### Material for this task ###
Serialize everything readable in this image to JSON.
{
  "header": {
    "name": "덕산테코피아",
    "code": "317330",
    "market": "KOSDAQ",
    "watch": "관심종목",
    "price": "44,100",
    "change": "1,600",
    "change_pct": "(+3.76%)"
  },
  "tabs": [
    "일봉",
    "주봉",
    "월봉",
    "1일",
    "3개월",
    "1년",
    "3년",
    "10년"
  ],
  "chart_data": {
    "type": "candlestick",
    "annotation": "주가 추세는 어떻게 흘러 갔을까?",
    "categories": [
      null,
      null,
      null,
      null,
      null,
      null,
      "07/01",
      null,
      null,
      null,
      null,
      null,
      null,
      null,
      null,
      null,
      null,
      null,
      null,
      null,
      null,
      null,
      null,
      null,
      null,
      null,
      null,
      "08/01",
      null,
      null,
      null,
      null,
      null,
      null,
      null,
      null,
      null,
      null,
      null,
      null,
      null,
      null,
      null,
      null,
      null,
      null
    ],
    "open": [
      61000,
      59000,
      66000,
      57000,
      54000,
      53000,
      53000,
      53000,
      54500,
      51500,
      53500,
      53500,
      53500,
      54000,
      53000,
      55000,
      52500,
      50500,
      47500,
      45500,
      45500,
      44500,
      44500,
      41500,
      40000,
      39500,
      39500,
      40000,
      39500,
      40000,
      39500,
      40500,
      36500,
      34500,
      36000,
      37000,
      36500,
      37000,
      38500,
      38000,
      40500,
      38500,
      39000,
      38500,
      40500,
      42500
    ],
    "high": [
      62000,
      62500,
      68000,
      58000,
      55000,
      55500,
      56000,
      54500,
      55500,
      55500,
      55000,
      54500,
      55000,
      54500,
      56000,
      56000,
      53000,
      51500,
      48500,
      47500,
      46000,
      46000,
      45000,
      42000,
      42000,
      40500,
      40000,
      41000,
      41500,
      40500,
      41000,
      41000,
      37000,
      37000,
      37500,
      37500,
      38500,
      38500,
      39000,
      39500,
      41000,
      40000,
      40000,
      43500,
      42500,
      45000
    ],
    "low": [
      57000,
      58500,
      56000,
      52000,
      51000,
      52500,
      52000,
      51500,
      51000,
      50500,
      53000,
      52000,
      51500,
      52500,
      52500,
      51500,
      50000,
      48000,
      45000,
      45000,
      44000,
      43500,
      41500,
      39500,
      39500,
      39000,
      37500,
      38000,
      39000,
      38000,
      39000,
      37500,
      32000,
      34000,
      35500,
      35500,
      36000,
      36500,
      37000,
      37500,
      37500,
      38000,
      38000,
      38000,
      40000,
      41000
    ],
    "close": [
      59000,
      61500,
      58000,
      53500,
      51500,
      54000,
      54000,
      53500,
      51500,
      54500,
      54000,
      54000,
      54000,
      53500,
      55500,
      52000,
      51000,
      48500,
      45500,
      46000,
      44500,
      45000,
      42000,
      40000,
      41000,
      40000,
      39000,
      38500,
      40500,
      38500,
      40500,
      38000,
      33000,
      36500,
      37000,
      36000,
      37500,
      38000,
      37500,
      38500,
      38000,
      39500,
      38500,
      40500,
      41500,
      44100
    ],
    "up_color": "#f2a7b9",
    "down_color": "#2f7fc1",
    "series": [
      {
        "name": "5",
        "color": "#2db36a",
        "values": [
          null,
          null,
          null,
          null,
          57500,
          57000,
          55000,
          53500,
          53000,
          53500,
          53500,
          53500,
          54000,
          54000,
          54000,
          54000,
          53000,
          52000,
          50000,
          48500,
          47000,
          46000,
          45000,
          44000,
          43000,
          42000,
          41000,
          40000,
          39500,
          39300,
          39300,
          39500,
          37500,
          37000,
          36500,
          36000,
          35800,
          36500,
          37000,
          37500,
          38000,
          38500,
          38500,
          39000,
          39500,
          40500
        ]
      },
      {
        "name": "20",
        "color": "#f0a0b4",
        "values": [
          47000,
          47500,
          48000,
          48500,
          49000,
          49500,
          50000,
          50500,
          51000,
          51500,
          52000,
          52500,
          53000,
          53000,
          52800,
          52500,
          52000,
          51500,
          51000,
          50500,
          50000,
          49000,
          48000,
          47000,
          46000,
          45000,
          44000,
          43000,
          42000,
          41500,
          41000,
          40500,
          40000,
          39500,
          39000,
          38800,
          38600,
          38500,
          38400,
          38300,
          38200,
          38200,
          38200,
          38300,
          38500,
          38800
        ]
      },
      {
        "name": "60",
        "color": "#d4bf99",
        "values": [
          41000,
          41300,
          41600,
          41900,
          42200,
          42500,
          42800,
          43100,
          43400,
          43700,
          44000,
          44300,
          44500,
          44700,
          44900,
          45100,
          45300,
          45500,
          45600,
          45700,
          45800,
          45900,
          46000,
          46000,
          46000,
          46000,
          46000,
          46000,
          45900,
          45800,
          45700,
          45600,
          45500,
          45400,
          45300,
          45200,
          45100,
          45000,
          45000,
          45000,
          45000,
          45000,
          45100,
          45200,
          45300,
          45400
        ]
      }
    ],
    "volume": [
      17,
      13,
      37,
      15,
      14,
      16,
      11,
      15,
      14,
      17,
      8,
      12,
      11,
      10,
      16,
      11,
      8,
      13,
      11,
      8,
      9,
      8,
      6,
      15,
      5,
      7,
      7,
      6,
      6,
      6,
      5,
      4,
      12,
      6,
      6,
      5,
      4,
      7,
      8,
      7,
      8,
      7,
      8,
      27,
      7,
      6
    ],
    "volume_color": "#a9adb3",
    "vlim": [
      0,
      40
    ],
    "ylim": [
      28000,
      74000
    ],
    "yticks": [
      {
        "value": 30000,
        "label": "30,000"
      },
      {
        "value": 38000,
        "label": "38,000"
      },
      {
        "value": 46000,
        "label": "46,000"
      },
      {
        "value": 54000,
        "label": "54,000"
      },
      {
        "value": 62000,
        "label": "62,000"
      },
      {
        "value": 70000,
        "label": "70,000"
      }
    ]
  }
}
###
### Stated problem
State how many lines of the listing above hold the word "label", with nothing but the number.

### Output for this task
6